• [Exercise instructions]:
Restate every entry word for word.

• [Records for this task]:
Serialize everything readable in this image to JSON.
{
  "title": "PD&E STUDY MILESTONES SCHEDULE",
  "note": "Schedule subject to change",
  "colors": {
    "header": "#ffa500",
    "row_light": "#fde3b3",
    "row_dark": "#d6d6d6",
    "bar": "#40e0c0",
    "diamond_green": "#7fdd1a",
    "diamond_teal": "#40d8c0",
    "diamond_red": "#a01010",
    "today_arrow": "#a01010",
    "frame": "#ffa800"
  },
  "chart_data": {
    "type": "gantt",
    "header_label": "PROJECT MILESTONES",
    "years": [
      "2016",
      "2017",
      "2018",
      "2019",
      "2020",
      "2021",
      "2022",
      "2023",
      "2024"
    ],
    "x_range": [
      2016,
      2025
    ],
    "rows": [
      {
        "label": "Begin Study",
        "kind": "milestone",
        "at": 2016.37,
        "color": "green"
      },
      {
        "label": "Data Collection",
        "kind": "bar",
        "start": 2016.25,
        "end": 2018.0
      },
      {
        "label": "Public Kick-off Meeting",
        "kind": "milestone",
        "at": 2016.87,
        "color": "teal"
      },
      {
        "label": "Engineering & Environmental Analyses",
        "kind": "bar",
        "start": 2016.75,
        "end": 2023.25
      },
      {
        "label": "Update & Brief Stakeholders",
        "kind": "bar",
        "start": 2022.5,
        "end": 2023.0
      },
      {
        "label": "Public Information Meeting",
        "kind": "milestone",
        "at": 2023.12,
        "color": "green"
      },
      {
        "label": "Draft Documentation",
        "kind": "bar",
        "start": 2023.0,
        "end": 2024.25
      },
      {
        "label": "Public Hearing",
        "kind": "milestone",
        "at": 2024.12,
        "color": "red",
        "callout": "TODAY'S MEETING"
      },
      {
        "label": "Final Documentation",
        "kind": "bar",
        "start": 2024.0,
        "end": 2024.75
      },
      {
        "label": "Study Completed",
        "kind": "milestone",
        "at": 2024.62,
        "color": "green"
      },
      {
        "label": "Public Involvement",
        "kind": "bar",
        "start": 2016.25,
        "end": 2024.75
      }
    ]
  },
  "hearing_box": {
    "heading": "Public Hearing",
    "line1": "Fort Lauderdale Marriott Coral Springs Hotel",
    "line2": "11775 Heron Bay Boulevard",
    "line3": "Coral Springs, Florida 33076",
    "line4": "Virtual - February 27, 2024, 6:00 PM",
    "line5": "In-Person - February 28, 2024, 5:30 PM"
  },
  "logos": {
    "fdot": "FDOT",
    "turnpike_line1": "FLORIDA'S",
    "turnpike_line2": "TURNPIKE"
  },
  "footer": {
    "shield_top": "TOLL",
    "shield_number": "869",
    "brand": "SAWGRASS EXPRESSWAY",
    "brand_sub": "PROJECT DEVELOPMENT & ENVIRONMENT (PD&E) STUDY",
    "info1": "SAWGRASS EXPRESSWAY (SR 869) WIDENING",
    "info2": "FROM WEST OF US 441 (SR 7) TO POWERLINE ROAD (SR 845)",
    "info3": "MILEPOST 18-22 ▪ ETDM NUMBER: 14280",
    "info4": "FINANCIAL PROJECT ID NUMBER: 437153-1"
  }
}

• [Solution]:
Serialize everything readable in this image to JSON.
{
  "title": "PD&E STUDY MILESTONES SCHEDULE",
  "note": "Schedule subject to change",
  "colors": {
    "header": "#ffa500",
    "row_light": "#fde3b3",
    "row_dark": "#d6d6d6",
    "bar": "#40e0c0",
    "diamond_green": "#7fdd1a",
    "diamond_teal": "#40d8c0",
    "diamond_red": "#a01010",
    "today_arrow": "#a01010",
    "frame": "#ffa800"
  },
  "chart_data": {
    "type": "gantt",
    "header_label": "PROJECT MILESTONES",
    "years": [
      "2016",
      "2017",
      "2018",
      "2019",
      "2020",
      "2021",
      "2022",
      "2023",
      "2024"
    ],
    "x_range": [
      2016,
      2025
    ],
    "rows": [
      {
        "label": "Begin Study",
        "kind": "milestone",
        "at": 2016.37,
        "color": "green"
      },
      {
        "label": "Data Collection",
        "kind": "bar",
        "start": 2016.25,
        "end": 2018.0
      },
      {
        "label": "Public Kick-off Meeting",
        "kind": "milestone",
        "at": 2016.87,
        "color": "teal"
      },
      {
        "label": "Engineering & Environmental Analyses",
        "kind": "bar",
        "start": 2016.75,
        "end": 2023.25
      },
      {
        "label": "Update & Brief Stakeholders",
        "kind": "bar",
        "start": 2022.5,
        "end": 2023.0
      },
      {
        "label": "Public Information Meeting",
        "kind": "milestone",
        "at": 2023.12,
        "color": "green"
      },
      {
        "label": "Draft Documentation",
        "kind": "bar",
        "start": 2023.0,
        "end": 2024.25
      },
      {
        "label": "Public Hearing",
        "kind": "milestone",
        "at": 2024.12,
        "color": "red",
        "callout": "TODAY'S MEETING"
      },
      {
        "label": "Final Documentation",
        "kind": "bar",
        "start": 2024.0,
        "end": 2024.75
      },
      {
        "label": "Study Completed",
        "kind": "milestone",
        "at": 2024.62,
        "color": "green"
      },
      {
        "label": "Public Involvement",
        "kind": "bar",
        "start": 2016.25,
        "end": 2024.75
      }
    ]
  },
  "hearing_box": {
    "heading": "Public Hearing",
    "line1": "Fort Lauderdale Marriott Coral Springs Hotel",
    "line2": "11775 Heron Bay Boulevard",
    "line3": "Coral Springs, Florida 33076",
    "line4": "Virtual - February 27, 2024, 6:00 PM",
    "line5": "In-Person - February 28, 2024, 5:30 PM"
  },
  "logos": {
    "fdot": "FDOT",
    "turnpike_line1": "FLORIDA'S",
    "turnpike_line2": "TURNPIKE"
  },
  "footer": {
    "shield_top": "TOLL",
    "shield_number": "869",
    "brand": "SAWGRASS EXPRESSWAY",
    "brand_sub": "PROJECT DEVELOPMENT & ENVIRONMENT (PD&E) STUDY",
    "info1": "SAWGRASS EXPRESSWAY (SR 869) WIDENING",
    "info2": "FROM WEST OF US 441 (SR 7) TO POWERLINE ROAD (SR 845)",
    "info3": "MILEPOST 18-22 ▪ ETDM NUMBER: 14280",
    "info4": "FINANCIAL PROJECT ID NUMBER: 437153-1"
  }
}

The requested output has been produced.